▶ _Problem to work on_
Show all lines from the data that include the word "Timeline".

▶ _Records supplied_

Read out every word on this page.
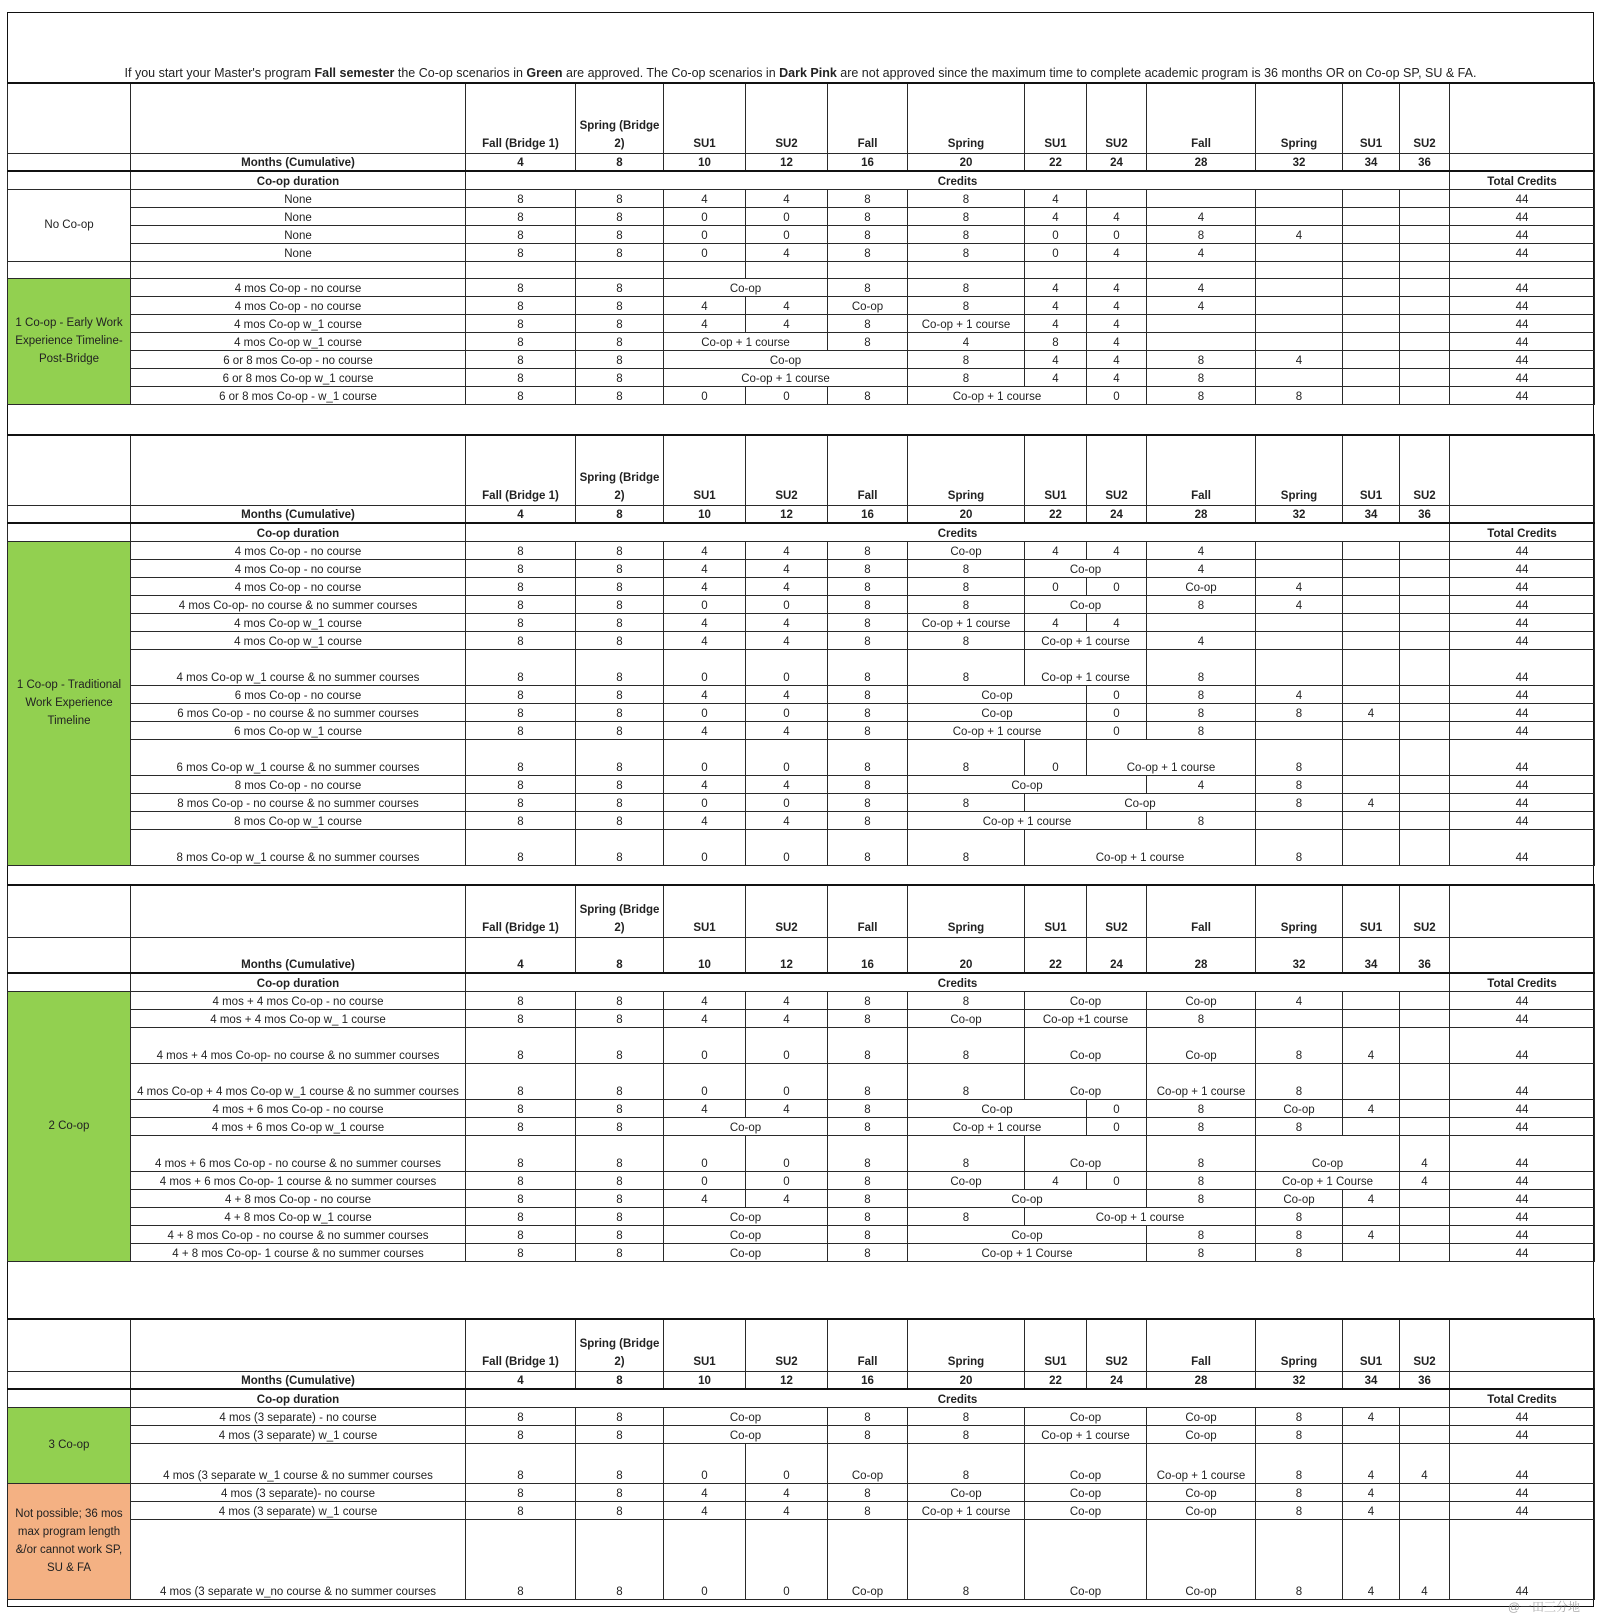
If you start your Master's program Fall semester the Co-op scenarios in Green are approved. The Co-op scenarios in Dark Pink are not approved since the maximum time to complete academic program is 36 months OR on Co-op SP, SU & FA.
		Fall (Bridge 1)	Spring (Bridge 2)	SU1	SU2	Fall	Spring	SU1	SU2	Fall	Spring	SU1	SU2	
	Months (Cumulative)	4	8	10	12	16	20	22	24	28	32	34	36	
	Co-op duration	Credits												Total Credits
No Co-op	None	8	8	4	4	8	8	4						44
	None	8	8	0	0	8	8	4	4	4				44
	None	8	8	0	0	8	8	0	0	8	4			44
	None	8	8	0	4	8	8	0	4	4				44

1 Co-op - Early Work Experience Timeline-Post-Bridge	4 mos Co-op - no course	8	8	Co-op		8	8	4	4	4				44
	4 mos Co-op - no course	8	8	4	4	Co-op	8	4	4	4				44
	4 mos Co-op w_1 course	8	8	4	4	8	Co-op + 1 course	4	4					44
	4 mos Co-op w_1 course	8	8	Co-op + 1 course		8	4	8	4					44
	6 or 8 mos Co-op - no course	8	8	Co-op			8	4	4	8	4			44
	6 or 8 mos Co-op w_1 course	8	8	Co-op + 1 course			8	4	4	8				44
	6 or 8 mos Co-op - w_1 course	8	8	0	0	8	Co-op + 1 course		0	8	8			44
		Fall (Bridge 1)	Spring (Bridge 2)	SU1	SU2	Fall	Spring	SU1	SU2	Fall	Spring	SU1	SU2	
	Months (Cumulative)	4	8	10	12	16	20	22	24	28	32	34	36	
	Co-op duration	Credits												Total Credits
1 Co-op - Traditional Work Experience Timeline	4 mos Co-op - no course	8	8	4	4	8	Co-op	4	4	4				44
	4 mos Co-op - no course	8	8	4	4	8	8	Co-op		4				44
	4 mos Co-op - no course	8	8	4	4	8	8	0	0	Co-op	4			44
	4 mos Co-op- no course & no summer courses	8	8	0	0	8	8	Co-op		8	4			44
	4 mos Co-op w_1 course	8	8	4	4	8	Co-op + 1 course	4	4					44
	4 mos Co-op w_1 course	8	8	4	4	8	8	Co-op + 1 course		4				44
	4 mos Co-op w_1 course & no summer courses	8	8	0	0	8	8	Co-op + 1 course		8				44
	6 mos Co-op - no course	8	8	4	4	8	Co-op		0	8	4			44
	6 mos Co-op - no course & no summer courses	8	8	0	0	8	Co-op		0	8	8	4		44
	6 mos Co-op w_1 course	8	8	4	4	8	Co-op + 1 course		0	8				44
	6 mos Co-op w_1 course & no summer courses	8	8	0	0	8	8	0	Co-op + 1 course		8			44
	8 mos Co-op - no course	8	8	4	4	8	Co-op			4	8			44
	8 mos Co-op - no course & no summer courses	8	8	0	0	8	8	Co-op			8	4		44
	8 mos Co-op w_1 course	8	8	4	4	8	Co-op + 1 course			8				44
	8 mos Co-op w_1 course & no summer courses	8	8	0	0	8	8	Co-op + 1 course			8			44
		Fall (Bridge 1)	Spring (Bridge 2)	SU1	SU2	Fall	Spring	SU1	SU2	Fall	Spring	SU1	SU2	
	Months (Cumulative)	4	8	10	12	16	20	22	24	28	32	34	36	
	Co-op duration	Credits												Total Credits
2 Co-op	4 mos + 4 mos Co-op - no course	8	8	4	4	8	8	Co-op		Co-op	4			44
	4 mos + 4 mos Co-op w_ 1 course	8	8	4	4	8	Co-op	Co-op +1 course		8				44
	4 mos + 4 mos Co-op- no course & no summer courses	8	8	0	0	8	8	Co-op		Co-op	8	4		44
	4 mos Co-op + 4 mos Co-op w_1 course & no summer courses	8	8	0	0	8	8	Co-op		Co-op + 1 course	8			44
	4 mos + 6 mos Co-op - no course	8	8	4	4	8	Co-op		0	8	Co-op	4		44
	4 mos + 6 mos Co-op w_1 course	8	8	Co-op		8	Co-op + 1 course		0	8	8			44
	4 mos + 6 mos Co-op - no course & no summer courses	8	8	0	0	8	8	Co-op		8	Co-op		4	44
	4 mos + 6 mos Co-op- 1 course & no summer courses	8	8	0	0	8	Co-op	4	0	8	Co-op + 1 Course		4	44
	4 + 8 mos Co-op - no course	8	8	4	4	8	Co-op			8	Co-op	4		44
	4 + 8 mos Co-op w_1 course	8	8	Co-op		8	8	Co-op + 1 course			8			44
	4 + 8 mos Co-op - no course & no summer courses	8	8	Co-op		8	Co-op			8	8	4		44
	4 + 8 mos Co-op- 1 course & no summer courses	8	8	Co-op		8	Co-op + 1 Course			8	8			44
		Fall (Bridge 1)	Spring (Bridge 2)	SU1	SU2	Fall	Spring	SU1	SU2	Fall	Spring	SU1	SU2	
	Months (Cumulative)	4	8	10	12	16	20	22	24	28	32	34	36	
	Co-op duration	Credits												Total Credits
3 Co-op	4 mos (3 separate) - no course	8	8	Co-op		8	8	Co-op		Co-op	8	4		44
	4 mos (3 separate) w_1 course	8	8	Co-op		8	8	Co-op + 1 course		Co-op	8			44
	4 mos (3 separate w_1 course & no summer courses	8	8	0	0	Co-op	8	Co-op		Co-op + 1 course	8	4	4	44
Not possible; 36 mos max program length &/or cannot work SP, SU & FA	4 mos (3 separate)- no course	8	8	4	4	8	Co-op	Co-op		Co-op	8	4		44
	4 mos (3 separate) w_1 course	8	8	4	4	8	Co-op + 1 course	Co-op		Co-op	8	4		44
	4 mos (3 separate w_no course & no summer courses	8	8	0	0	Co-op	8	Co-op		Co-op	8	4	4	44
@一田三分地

▶ _Solution_
1 Co-op - Early Work Experience Timeline-Post-Bridge	4 mos Co-op - no course	8	8	Co-op		8	8	4	4	4				44
1 Co-op - Traditional Work Experience Timeline	4 mos Co-op - no course	8	8	4	4	8	Co-op	4	4	4				44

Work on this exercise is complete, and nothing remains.